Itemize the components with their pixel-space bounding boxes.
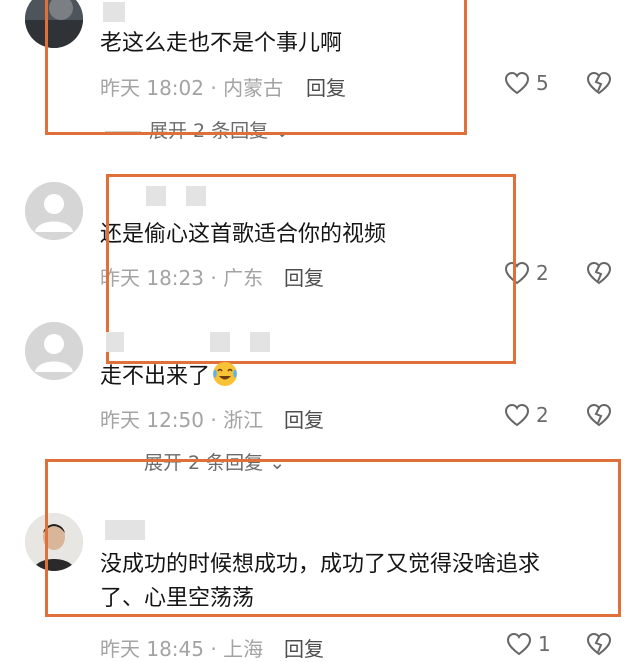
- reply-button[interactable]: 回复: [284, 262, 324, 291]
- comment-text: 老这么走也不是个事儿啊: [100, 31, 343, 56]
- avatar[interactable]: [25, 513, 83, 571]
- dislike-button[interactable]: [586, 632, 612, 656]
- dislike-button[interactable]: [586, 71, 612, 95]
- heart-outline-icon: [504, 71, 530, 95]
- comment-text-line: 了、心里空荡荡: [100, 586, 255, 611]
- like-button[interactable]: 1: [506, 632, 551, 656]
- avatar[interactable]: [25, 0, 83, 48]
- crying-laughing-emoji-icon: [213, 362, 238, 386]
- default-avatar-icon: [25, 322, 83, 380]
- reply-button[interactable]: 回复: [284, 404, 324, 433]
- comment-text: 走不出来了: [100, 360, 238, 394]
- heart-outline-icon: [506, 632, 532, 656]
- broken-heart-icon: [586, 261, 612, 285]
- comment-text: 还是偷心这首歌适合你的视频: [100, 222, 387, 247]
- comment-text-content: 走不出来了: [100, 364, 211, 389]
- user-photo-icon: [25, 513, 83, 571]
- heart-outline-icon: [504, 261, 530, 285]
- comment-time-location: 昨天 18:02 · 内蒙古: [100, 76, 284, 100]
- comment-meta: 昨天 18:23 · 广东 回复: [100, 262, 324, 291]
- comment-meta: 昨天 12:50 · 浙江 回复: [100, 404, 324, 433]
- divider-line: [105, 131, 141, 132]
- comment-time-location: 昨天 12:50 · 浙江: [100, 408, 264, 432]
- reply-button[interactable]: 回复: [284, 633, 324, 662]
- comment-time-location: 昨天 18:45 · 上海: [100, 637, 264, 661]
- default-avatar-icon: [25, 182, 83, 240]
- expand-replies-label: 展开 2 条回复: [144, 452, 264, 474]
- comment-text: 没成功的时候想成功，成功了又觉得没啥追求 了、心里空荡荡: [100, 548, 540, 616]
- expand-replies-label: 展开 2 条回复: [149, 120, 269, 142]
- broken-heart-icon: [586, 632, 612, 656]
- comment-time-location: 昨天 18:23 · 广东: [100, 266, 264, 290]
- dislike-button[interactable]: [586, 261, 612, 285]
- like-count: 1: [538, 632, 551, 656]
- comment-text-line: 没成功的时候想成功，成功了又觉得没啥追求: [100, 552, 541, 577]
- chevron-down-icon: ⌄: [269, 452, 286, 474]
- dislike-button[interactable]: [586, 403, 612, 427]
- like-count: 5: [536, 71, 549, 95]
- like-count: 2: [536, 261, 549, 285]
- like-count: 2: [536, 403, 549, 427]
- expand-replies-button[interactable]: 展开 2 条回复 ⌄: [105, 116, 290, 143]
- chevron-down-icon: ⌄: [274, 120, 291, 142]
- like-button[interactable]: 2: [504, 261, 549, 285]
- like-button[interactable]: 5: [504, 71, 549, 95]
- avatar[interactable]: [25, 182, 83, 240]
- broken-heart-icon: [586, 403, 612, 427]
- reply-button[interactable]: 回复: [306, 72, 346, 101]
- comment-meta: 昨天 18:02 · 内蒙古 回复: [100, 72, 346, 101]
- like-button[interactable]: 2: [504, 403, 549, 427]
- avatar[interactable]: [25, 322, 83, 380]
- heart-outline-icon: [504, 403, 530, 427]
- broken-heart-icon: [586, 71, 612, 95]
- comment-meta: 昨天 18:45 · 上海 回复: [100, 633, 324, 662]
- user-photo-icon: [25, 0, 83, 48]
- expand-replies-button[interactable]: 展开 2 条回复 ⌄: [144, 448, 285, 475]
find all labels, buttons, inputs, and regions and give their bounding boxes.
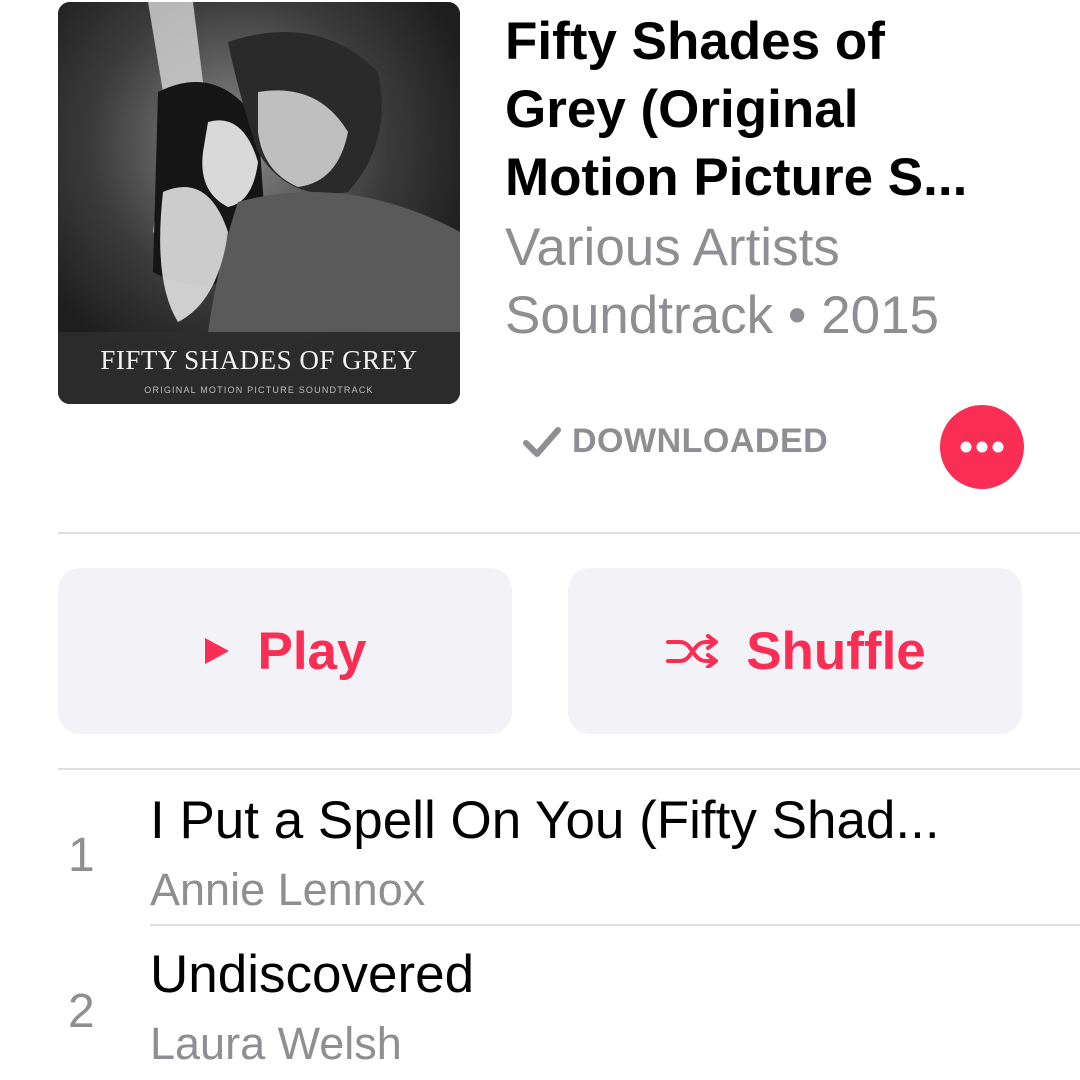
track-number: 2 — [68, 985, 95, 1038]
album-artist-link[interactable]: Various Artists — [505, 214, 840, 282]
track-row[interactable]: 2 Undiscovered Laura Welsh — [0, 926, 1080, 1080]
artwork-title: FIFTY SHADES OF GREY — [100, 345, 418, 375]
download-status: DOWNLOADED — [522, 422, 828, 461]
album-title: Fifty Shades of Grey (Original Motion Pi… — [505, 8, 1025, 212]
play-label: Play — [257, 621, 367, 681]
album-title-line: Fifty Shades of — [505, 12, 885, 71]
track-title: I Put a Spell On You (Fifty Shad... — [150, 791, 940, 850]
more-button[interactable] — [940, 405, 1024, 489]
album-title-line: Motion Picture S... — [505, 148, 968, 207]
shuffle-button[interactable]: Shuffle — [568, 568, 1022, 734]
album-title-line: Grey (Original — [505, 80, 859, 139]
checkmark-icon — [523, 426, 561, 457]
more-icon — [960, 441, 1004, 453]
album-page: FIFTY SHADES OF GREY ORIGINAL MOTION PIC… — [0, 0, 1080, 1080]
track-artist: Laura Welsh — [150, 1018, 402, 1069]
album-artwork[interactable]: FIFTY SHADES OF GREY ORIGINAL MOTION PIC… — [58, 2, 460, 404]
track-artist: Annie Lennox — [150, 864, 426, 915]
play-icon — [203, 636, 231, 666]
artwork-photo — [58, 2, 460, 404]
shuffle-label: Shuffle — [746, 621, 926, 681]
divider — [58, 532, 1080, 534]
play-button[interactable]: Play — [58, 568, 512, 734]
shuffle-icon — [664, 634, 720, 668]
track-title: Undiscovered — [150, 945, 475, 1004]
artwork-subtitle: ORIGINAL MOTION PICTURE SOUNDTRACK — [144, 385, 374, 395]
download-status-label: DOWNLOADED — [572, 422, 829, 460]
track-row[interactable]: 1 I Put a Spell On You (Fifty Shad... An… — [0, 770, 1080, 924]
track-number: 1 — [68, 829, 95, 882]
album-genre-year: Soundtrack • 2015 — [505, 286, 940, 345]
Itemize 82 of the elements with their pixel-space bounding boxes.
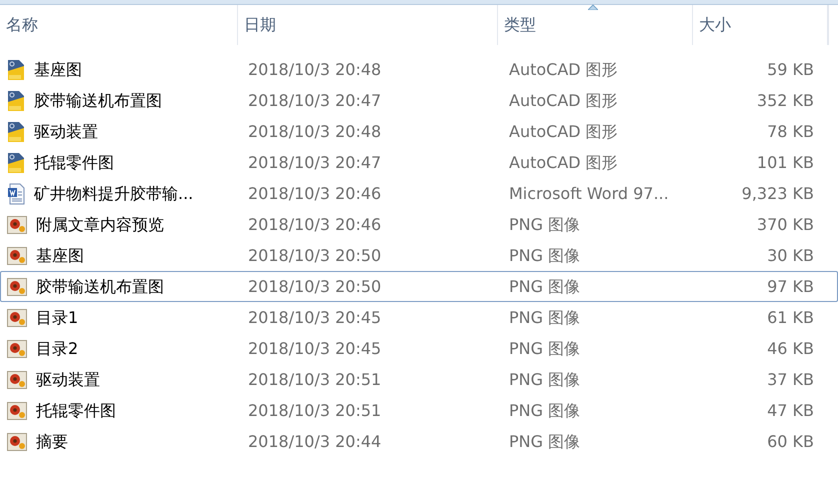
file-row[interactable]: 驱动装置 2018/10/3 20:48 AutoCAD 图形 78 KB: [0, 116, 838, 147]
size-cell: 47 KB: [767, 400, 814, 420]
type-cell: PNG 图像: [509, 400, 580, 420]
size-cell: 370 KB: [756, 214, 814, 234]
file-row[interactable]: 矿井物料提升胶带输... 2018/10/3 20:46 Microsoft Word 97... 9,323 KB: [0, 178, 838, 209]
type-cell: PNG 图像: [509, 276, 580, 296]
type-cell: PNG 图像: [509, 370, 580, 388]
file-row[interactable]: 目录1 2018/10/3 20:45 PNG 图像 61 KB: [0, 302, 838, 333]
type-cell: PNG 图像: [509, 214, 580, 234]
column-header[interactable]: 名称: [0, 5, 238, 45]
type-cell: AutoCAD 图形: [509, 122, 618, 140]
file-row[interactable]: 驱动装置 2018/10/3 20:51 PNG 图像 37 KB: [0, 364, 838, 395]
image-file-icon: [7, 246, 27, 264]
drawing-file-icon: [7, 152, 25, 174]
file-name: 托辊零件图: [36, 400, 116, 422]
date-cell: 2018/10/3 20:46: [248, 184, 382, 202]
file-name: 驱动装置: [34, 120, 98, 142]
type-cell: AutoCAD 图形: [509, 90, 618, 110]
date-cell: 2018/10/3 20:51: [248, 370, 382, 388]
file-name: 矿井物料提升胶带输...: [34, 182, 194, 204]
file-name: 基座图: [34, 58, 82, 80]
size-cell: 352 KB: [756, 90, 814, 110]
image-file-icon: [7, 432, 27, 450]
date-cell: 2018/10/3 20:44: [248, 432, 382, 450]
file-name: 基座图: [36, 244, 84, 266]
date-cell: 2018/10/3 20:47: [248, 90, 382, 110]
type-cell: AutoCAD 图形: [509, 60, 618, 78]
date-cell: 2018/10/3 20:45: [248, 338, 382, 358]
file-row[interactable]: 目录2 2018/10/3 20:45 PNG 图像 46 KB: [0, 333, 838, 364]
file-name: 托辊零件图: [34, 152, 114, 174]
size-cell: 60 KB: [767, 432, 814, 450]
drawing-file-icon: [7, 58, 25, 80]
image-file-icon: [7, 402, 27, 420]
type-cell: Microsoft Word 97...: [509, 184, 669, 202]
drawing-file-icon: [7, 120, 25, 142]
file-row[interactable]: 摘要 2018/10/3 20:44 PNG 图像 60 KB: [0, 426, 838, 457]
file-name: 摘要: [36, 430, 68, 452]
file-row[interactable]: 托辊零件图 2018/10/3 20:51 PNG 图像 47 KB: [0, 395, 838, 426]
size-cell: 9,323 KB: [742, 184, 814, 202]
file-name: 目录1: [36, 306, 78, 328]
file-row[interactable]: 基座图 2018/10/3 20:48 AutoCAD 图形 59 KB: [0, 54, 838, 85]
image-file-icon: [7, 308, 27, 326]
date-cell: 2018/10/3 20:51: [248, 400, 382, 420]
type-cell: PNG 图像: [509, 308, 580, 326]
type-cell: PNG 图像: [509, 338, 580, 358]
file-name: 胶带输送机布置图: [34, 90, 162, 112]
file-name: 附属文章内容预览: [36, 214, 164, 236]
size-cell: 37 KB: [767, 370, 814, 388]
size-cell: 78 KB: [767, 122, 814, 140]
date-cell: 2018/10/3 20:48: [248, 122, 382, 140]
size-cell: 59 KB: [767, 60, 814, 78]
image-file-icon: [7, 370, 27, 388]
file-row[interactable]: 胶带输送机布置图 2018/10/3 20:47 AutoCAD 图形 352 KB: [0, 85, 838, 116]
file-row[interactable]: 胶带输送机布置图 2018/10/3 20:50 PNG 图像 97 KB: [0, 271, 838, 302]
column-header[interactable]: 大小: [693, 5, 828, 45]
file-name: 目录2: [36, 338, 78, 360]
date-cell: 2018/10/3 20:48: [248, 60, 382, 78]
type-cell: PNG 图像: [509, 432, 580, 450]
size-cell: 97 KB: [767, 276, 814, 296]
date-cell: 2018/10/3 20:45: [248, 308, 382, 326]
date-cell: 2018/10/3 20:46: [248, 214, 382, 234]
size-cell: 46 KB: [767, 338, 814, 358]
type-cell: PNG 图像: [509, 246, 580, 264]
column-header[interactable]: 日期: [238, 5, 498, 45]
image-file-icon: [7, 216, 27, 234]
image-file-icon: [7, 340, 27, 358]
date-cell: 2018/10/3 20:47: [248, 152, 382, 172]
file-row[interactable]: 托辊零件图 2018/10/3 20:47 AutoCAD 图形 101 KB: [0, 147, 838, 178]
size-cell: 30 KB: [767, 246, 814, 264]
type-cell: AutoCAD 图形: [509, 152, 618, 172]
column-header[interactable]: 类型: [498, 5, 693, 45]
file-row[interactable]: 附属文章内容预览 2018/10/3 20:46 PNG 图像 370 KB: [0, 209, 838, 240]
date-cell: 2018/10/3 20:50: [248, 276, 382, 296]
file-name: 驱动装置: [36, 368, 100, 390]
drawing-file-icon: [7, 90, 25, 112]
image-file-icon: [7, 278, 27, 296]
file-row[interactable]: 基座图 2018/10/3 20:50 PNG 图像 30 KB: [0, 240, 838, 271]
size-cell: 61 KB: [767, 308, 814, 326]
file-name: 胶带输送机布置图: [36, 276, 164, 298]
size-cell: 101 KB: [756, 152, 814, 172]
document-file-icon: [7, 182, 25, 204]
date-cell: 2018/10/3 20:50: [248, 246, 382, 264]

TASK BRIEF: Edit the lines between the one holding "- reply-button[interactable]: 回复: [284, 262, 324, 291]" and the one holding "- like-button[interactable]: 1: [506, 632, 551, 656]", inclusive, so that "dislike-button" reads "thumbs-down-button" and everything else stays the same. Return only those lines.

ANSWER TO THE PROBLEM:
- reply-button[interactable]: 回复: [284, 262, 324, 291]
- comment-text: 老这么走也不是个事儿啊: [100, 31, 343, 56]
- avatar[interactable]: [25, 513, 83, 571]
- thumbs-down-button[interactable]: [586, 632, 612, 656]
- thumbs-down-button[interactable]: [586, 71, 612, 95]
- heart-outline-icon: [504, 71, 530, 95]
- comment-text-line: 了、心里空荡荡: [100, 586, 255, 611]
- like-button[interactable]: 1: [506, 632, 551, 656]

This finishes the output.